● What you need to do
Output the records. Match them exactly.

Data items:
## Start

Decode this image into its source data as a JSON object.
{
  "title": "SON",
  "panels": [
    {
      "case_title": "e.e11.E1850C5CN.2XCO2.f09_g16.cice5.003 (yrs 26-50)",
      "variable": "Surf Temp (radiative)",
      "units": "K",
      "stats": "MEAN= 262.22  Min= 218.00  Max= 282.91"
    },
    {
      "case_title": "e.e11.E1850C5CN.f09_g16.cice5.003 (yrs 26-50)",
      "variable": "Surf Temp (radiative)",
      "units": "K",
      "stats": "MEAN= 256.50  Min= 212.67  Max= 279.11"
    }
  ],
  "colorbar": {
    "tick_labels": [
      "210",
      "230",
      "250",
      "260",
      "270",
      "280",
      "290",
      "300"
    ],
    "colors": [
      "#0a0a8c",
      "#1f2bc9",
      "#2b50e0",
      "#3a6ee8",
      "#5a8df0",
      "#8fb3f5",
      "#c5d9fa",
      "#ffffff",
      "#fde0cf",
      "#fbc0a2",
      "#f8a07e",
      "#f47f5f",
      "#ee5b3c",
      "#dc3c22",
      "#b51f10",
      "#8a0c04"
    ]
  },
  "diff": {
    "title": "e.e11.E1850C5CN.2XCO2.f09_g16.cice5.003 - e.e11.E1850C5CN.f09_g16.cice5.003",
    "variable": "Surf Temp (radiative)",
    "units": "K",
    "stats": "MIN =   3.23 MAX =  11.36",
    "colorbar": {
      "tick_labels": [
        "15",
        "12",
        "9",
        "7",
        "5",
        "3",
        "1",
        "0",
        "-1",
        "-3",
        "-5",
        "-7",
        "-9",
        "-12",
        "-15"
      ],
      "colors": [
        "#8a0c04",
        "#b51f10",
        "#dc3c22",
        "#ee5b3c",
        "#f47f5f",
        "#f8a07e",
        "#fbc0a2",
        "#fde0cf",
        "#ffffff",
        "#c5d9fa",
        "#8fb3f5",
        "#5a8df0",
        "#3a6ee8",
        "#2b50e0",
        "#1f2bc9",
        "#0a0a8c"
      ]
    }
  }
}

## End

● Expected output
Decode this image into its source data as a JSON object.
{
  "title": "SON",
  "panels": [
    {
      "case_title": "e.e11.E1850C5CN.2XCO2.f09_g16.cice5.003 (yrs 26-50)",
      "variable": "Surf Temp (radiative)",
      "units": "K",
      "stats": "MEAN= 262.22  Min= 218.00  Max= 282.91"
    },
    {
      "case_title": "e.e11.E1850C5CN.f09_g16.cice5.003 (yrs 26-50)",
      "variable": "Surf Temp (radiative)",
      "units": "K",
      "stats": "MEAN= 256.50  Min= 212.67  Max= 279.11"
    }
  ],
  "colorbar": {
    "tick_labels": [
      "210",
      "230",
      "250",
      "260",
      "270",
      "280",
      "290",
      "300"
    ],
    "colors": [
      "#0a0a8c",
      "#1f2bc9",
      "#2b50e0",
      "#3a6ee8",
      "#5a8df0",
      "#8fb3f5",
      "#c5d9fa",
      "#ffffff",
      "#fde0cf",
      "#fbc0a2",
      "#f8a07e",
      "#f47f5f",
      "#ee5b3c",
      "#dc3c22",
      "#b51f10",
      "#8a0c04"
    ]
  },
  "diff": {
    "title": "e.e11.E1850C5CN.2XCO2.f09_g16.cice5.003 - e.e11.E1850C5CN.f09_g16.cice5.003",
    "variable": "Surf Temp (radiative)",
    "units": "K",
    "stats": "MIN =   3.23 MAX =  11.36",
    "colorbar": {
      "tick_labels": [
        "15",
        "12",
        "9",
        "7",
        "5",
        "3",
        "1",
        "0",
        "-1",
        "-3",
        "-5",
        "-7",
        "-9",
        "-12",
        "-15"
      ],
      "colors": [
        "#8a0c04",
        "#b51f10",
        "#dc3c22",
        "#ee5b3c",
        "#f47f5f",
        "#f8a07e",
        "#fbc0a2",
        "#fde0cf",
        "#ffffff",
        "#c5d9fa",
        "#8fb3f5",
        "#5a8df0",
        "#3a6ee8",
        "#2b50e0",
        "#1f2bc9",
        "#0a0a8c"
      ]
    }
  }
}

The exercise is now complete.